▶ **Material to process**:
......

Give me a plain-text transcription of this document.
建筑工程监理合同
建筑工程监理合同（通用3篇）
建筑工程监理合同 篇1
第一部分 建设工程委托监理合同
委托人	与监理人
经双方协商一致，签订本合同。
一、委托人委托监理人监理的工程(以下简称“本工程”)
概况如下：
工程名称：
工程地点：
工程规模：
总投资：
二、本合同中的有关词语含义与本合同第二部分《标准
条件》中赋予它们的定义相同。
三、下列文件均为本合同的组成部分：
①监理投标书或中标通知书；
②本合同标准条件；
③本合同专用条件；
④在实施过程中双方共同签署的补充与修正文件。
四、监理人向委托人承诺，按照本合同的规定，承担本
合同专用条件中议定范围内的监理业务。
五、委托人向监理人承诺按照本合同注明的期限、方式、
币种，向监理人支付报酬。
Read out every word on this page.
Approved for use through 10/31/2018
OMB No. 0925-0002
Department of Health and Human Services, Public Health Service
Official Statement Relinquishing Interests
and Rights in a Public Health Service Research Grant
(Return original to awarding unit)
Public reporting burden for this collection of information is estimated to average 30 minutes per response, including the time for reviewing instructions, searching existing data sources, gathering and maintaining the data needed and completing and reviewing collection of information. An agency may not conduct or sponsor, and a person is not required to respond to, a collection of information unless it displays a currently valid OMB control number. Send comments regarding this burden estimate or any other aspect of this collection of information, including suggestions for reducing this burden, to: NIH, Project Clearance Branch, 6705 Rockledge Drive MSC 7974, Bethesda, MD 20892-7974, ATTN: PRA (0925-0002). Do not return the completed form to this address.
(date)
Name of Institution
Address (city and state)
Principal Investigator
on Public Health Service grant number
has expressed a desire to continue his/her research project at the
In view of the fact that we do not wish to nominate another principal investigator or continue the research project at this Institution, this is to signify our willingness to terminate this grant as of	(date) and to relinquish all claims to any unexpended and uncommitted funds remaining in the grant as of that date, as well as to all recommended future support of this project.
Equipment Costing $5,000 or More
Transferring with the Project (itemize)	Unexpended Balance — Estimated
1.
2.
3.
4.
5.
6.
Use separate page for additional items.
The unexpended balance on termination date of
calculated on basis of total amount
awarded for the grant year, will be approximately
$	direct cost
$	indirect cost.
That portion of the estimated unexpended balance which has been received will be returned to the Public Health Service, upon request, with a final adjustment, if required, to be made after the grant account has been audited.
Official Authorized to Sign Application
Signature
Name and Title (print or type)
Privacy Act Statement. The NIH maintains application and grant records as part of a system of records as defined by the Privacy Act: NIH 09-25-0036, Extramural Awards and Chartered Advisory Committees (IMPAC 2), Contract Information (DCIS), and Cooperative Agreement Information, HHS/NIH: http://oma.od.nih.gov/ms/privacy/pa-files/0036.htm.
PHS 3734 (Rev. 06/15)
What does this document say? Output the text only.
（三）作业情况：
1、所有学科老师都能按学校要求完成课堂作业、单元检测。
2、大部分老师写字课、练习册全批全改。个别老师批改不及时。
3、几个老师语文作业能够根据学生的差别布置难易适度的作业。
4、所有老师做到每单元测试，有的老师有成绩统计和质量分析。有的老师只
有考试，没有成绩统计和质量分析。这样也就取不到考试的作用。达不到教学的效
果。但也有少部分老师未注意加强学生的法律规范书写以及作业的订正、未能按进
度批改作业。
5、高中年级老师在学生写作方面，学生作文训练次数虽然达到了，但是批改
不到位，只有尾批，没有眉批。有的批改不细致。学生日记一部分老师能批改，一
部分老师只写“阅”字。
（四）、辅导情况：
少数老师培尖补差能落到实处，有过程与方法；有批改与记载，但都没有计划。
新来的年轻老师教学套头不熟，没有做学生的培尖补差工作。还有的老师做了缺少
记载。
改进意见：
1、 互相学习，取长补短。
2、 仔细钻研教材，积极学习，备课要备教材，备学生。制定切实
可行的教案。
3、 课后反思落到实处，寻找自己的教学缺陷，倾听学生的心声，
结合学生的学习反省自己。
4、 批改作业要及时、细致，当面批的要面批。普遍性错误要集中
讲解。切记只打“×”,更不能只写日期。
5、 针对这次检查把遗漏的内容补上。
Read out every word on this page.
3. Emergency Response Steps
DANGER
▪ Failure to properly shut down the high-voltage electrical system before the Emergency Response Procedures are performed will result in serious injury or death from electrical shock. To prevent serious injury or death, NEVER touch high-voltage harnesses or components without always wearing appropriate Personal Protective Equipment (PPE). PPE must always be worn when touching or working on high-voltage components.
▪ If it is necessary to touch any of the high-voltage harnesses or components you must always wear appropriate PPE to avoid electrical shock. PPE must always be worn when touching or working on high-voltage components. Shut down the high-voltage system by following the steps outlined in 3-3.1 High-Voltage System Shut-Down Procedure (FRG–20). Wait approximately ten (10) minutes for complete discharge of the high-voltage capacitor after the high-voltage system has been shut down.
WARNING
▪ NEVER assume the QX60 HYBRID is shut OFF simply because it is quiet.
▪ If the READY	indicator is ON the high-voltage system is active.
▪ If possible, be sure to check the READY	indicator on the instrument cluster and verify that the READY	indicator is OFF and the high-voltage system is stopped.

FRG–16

......

▶ **Directions for this task**:
Each line above must be reproduced exactly as it stands.

▶ **Written reply**:
Give me a plain-text transcription of this document.
建筑工程监理合同
建筑工程监理合同（通用3篇）
建筑工程监理合同 篇1
第一部分 建设工程委托监理合同
委托人	与监理人
经双方协商一致，签订本合同。
一、委托人委托监理人监理的工程(以下简称“本工程”)
概况如下：
工程名称：
工程地点：
工程规模：
总投资：
二、本合同中的有关词语含义与本合同第二部分《标准
条件》中赋予它们的定义相同。
三、下列文件均为本合同的组成部分：
①监理投标书或中标通知书；
②本合同标准条件；
③本合同专用条件；
④在实施过程中双方共同签署的补充与修正文件。
四、监理人向委托人承诺，按照本合同的规定，承担本
合同专用条件中议定范围内的监理业务。
五、委托人向监理人承诺按照本合同注明的期限、方式、
币种，向监理人支付报酬。
Read out every word on this page.
Approved for use through 10/31/2018
OMB No. 0925-0002
Department of Health and Human Services, Public Health Service
Official Statement Relinquishing Interests
and Rights in a Public Health Service Research Grant
(Return original to awarding unit)
Public reporting burden for this collection of information is estimated to average 30 minutes per response, including the time for reviewing instructions, searching existing data sources, gathering and maintaining the data needed and completing and reviewing collection of information. An agency may not conduct or sponsor, and a person is not required to respond to, a collection of information unless it displays a currently valid OMB control number. Send comments regarding this burden estimate or any other aspect of this collection of information, including suggestions for reducing this burden, to: NIH, Project Clearance Branch, 6705 Rockledge Drive MSC 7974, Bethesda, MD 20892-7974, ATTN: PRA (0925-0002). Do not return the completed form to this address.
(date)
Name of Institution
Address (city and state)
Principal Investigator
on Public Health Service grant number
has expressed a desire to continue his/her research project at the
In view of the fact that we do not wish to nominate another principal investigator or continue the research project at this Institution, this is to signify our willingness to terminate this grant as of	(date) and to relinquish all claims to any unexpended and uncommitted funds remaining in the grant as of that date, as well as to all recommended future support of this project.
Equipment Costing $5,000 or More
Transferring with the Project (itemize)	Unexpended Balance — Estimated
1.
2.
3.
4.
5.
6.
Use separate page for additional items.
The unexpended balance on termination date of
calculated on basis of total amount
awarded for the grant year, will be approximately
$	direct cost
$	indirect cost.
That portion of the estimated unexpended balance which has been received will be returned to the Public Health Service, upon request, with a final adjustment, if required, to be made after the grant account has been audited.
Official Authorized to Sign Application
Signature
Name and Title (print or type)
Privacy Act Statement. The NIH maintains application and grant records as part of a system of records as defined by the Privacy Act: NIH 09-25-0036, Extramural Awards and Chartered Advisory Committees (IMPAC 2), Contract Information (DCIS), and Cooperative Agreement Information, HHS/NIH: http://oma.od.nih.gov/ms/privacy/pa-files/0036.htm.
PHS 3734 (Rev. 06/15)
What does this document say? Output the text only.
（三）作业情况：
1、所有学科老师都能按学校要求完成课堂作业、单元检测。
2、大部分老师写字课、练习册全批全改。个别老师批改不及时。
3、几个老师语文作业能够根据学生的差别布置难易适度的作业。
4、所有老师做到每单元测试，有的老师有成绩统计和质量分析。有的老师只
有考试，没有成绩统计和质量分析。这样也就取不到考试的作用。达不到教学的效
果。但也有少部分老师未注意加强学生的法律规范书写以及作业的订正、未能按进
度批改作业。
5、高中年级老师在学生写作方面，学生作文训练次数虽然达到了，但是批改
不到位，只有尾批，没有眉批。有的批改不细致。学生日记一部分老师能批改，一
部分老师只写“阅”字。
（四）、辅导情况：
少数老师培尖补差能落到实处，有过程与方法；有批改与记载，但都没有计划。
新来的年轻老师教学套头不熟，没有做学生的培尖补差工作。还有的老师做了缺少
记载。
改进意见：
1、 互相学习，取长补短。
2、 仔细钻研教材，积极学习，备课要备教材，备学生。制定切实
可行的教案。
3、 课后反思落到实处，寻找自己的教学缺陷，倾听学生的心声，
结合学生的学习反省自己。
4、 批改作业要及时、细致，当面批的要面批。普遍性错误要集中
讲解。切记只打“×”,更不能只写日期。
5、 针对这次检查把遗漏的内容补上。
Read out every word on this page.
3. Emergency Response Steps
DANGER
▪ Failure to properly shut down the high-voltage electrical system before the Emergency Response Procedures are performed will result in serious injury or death from electrical shock. To prevent serious injury or death, NEVER touch high-voltage harnesses or components without always wearing appropriate Personal Protective Equipment (PPE). PPE must always be worn when touching or working on high-voltage components.
▪ If it is necessary to touch any of the high-voltage harnesses or components you must always wear appropriate PPE to avoid electrical shock. PPE must always be worn when touching or working on high-voltage components. Shut down the high-voltage system by following the steps outlined in 3-3.1 High-Voltage System Shut-Down Procedure (FRG–20). Wait approximately ten (10) minutes for complete discharge of the high-voltage capacitor after the high-voltage system has been shut down.
WARNING
▪ NEVER assume the QX60 HYBRID is shut OFF simply because it is quiet.
▪ If the READY	indicator is ON the high-voltage system is active.
▪ If possible, be sure to check the READY	indicator on the instrument cluster and verify that the READY	indicator is OFF and the high-voltage system is stopped.

FRG–16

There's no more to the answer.